# [Tugas Latihan]
Tolong cetak ulang tanpa perubahan bagian laporan kunjungan tambang yang dibuka dengan kata-kata yang memuat "Laporan kunjungan di" dan ditutup dengan "95,5 : 4,5.".

Laporan kunjungan di Mining quarry
D pertambangan limestone di PT Indocement .Tbk pada hari kamis 13 februari
2014. Pertama berkumpul di pos 1, dengan menggunakan bus kunjungan dimulai
dengan tempat tujuan pertama adalah ke gudang ANFO. Disana kegiatan yang saya
lihat sedang dilakukan pencampuran Amonium Nitrat dengan Fuel Oil dengan
perbandingan 95,5 : 4,5.
Bayu Bastiansyah
Mining Raw Material Preparation
Laporan Kunjungan Mining “Quarry
D”

# [Data yang Diberikan]
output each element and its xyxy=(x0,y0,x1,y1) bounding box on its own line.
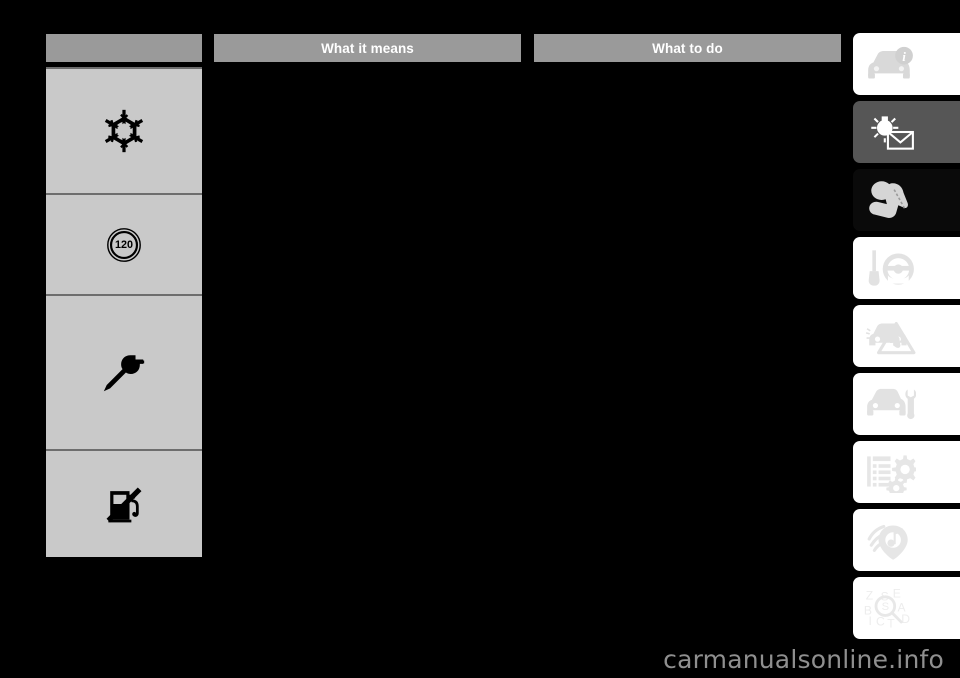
car-service-wrench-icon xyxy=(862,381,918,427)
what-it-means-column xyxy=(214,67,521,555)
svg-text:E: E xyxy=(893,587,901,601)
table-header-what-it-means: What it means xyxy=(214,34,521,62)
table-row: 120 xyxy=(46,195,202,296)
tab-technical-specifications[interactable] xyxy=(853,441,960,503)
car-breakdown-warning-icon xyxy=(862,313,918,359)
specifications-gears-icon xyxy=(862,449,918,495)
tab-car-info[interactable]: i xyxy=(853,33,960,95)
tab-child-safety[interactable] xyxy=(853,169,960,231)
table-row xyxy=(46,69,202,195)
section-tab-rail: i Z B I C T E A D S S xyxy=(853,33,960,643)
svg-text:i: i xyxy=(902,49,906,64)
table-row xyxy=(46,296,202,451)
watermark: carmanualsonline.info xyxy=(663,645,944,674)
svg-text:T: T xyxy=(887,617,895,631)
alphabetical-index-icon: Z B I C T E A D S S xyxy=(862,585,918,631)
symbol-column: 120 xyxy=(46,67,202,557)
table-header-symbol xyxy=(46,34,202,62)
svg-text:Z: Z xyxy=(866,589,874,603)
snowflake-icon xyxy=(97,104,151,158)
svg-text:C: C xyxy=(876,615,885,629)
tab-alphabetical-index[interactable]: Z B I C T E A D S S xyxy=(853,577,960,639)
svg-text:D: D xyxy=(901,612,910,626)
wrench-service-icon xyxy=(97,346,151,400)
svg-text:I: I xyxy=(869,614,872,628)
lamp-envelope-icon xyxy=(862,109,918,155)
tab-starting-driving[interactable] xyxy=(853,237,960,299)
tab-lamp-envelope[interactable] xyxy=(853,101,960,163)
car-info-icon: i xyxy=(862,41,918,87)
child-seat-safety-icon xyxy=(862,177,918,223)
speed-limit-120-icon: 120 xyxy=(97,218,151,272)
svg-text:120: 120 xyxy=(115,239,133,251)
svg-text:S: S xyxy=(882,601,889,613)
table-header-what-to-do: What to do xyxy=(534,34,841,62)
audio-multimedia-icon xyxy=(862,517,918,563)
what-to-do-column xyxy=(534,67,841,555)
fuel-pump-crossed-icon xyxy=(97,477,151,531)
tab-emergency[interactable] xyxy=(853,305,960,367)
table-row xyxy=(46,451,202,557)
key-steering-wheel-icon xyxy=(862,245,918,291)
page-root: What it means What to do 120 i Z B I C T… xyxy=(0,0,960,678)
tab-multimedia[interactable] xyxy=(853,509,960,571)
tab-maintenance-care[interactable] xyxy=(853,373,960,435)
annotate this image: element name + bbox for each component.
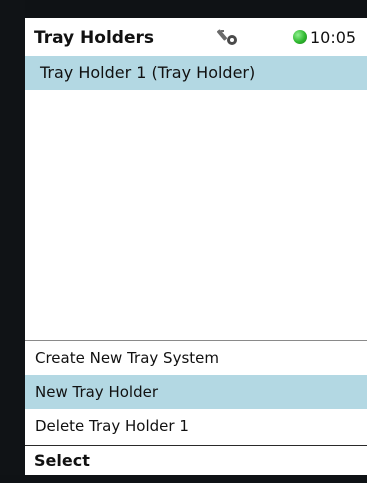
page-title: Tray Holders [34, 28, 154, 48]
softkey-label: Select [34, 451, 90, 470]
tray-holder-list: Tray Holder 1 (Tray Holder) [25, 56, 367, 90]
device-bezel-left [0, 0, 25, 483]
menu-item-delete-tray-holder[interactable]: Delete Tray Holder 1 [25, 409, 367, 443]
menu-item-create-tray-system[interactable]: Create New Tray System [25, 341, 367, 375]
select-softkey[interactable]: Select [25, 445, 367, 475]
device-bezel-bottom [0, 475, 367, 483]
title-bar: Tray Holders 10:05 [25, 18, 367, 56]
key-icon [217, 29, 237, 45]
menu-item-label: Delete Tray Holder 1 [35, 417, 189, 435]
list-item-label: Tray Holder 1 (Tray Holder) [40, 63, 256, 82]
clock: 10:05 [310, 28, 357, 47]
device-screen: Tray Holders 10:05 Tray Holder 1 (Tray H… [0, 0, 367, 483]
list-item[interactable]: Tray Holder 1 (Tray Holder) [25, 56, 367, 90]
menu-item-label: New Tray Holder [35, 383, 158, 401]
options-menu: Create New Tray System New Tray Holder D… [25, 340, 367, 443]
menu-item-new-tray-holder[interactable]: New Tray Holder [25, 375, 367, 409]
screen-panel: Tray Holders 10:05 Tray Holder 1 (Tray H… [25, 18, 367, 475]
menu-item-label: Create New Tray System [35, 349, 219, 367]
device-bezel-top [0, 0, 367, 18]
connection-status-icon [293, 30, 307, 44]
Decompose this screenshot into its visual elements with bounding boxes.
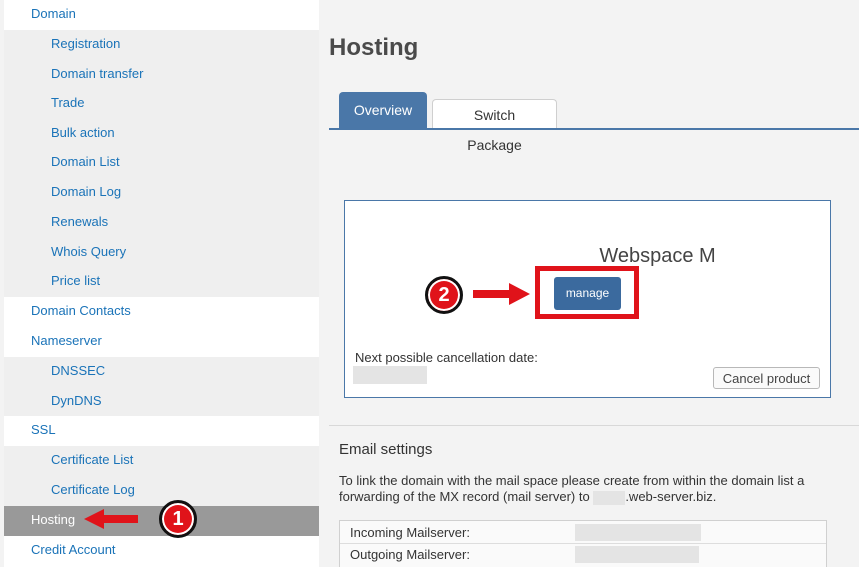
sidebar-item-domain-contacts[interactable]: Domain Contacts — [4, 297, 319, 327]
sidebar-item-whois-query[interactable]: Whois Query — [4, 238, 319, 268]
cancellation-date-label: Next possible cancellation date: — [355, 350, 538, 365]
sidebar-item-bulk-action[interactable]: Bulk action — [4, 119, 319, 149]
sidebar-item-nameserver[interactable]: Nameserver — [4, 327, 319, 357]
email-desc-text-1: To link the domain with the mail space p… — [339, 473, 805, 504]
email-desc-text-2: .web-server.biz. — [625, 489, 717, 504]
sidebar-item-registration[interactable]: Registration — [4, 30, 319, 60]
section-divider — [329, 425, 859, 426]
manage-button[interactable]: manage — [554, 277, 621, 310]
sidebar-item-certificate-list[interactable]: Certificate List — [4, 446, 319, 476]
email-settings-description: To link the domain with the mail space p… — [339, 473, 839, 505]
sidebar-item-certificate-log[interactable]: Certificate Log — [4, 476, 319, 506]
tab-overview[interactable]: Overview — [339, 92, 427, 128]
outgoing-mailserver-label: Outgoing Mailserver: — [350, 547, 470, 562]
redacted-outgoing-server — [575, 546, 699, 563]
sidebar-item-dnssec[interactable]: DNSSEC — [4, 357, 319, 387]
sidebar-item-credit-account[interactable]: Credit Account — [4, 536, 319, 566]
redacted-incoming-server — [575, 524, 701, 541]
annotation-arrow-1-icon — [84, 509, 138, 529]
incoming-mailserver-label: Incoming Mailserver: — [350, 525, 470, 540]
sidebar-item-price-list[interactable]: Price list — [4, 267, 319, 297]
annotation-badge-1: 1 — [159, 500, 197, 538]
sidebar-item-domain-transfer[interactable]: Domain transfer — [4, 60, 319, 90]
mailserver-table: Incoming Mailserver: Outgoing Mailserver… — [339, 520, 827, 567]
page-title: Hosting — [329, 34, 419, 61]
sidebar-item-renewals[interactable]: Renewals — [4, 208, 319, 238]
redacted-server-prefix — [593, 490, 626, 505]
sidebar-item-domain-log[interactable]: Domain Log — [4, 178, 319, 208]
tab-bar: Overview Switch Package — [329, 92, 859, 153]
product-card: Webspace M manage Next possible cancella… — [344, 200, 831, 398]
tab-switch-package[interactable]: Switch Package — [432, 99, 557, 153]
email-settings-title: Email settings — [339, 441, 433, 458]
product-name: Webspace M — [599, 245, 716, 267]
sidebar-item-ssl[interactable]: SSL — [4, 416, 319, 446]
sidebar: Domain Registration Domain transfer Trad… — [4, 0, 319, 567]
redacted-cancellation-date — [353, 366, 427, 384]
annotation-arrow-2-icon — [473, 283, 530, 305]
sidebar-item-domain[interactable]: Domain — [4, 0, 319, 30]
sidebar-item-trade[interactable]: Trade — [4, 89, 319, 119]
sidebar-item-dyndns[interactable]: DynDNS — [4, 387, 319, 417]
annotation-badge-2: 2 — [425, 276, 463, 314]
cancel-product-button[interactable]: Cancel product — [713, 367, 820, 389]
main-content: Hosting Overview Switch Package Webspace… — [319, 0, 859, 567]
manage-highlight: manage — [535, 266, 639, 319]
sidebar-item-domain-list[interactable]: Domain List — [4, 148, 319, 178]
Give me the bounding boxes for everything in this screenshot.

# [Hasil Tugas Ini]
Laporan kunjungan di Mining quarry
D pertambangan limestone di PT Indocement .Tbk pada hari kamis 13 februari
2014. Pertama berkumpul di pos 1, dengan menggunakan bus kunjungan dimulai
dengan tempat tujuan pertama adalah ke gudang ANFO. Disana kegiatan yang saya
lihat sedang dilakukan pencampuran Amonium Nitrat dengan Fuel Oil dengan
perbandingan 95,5 : 4,5.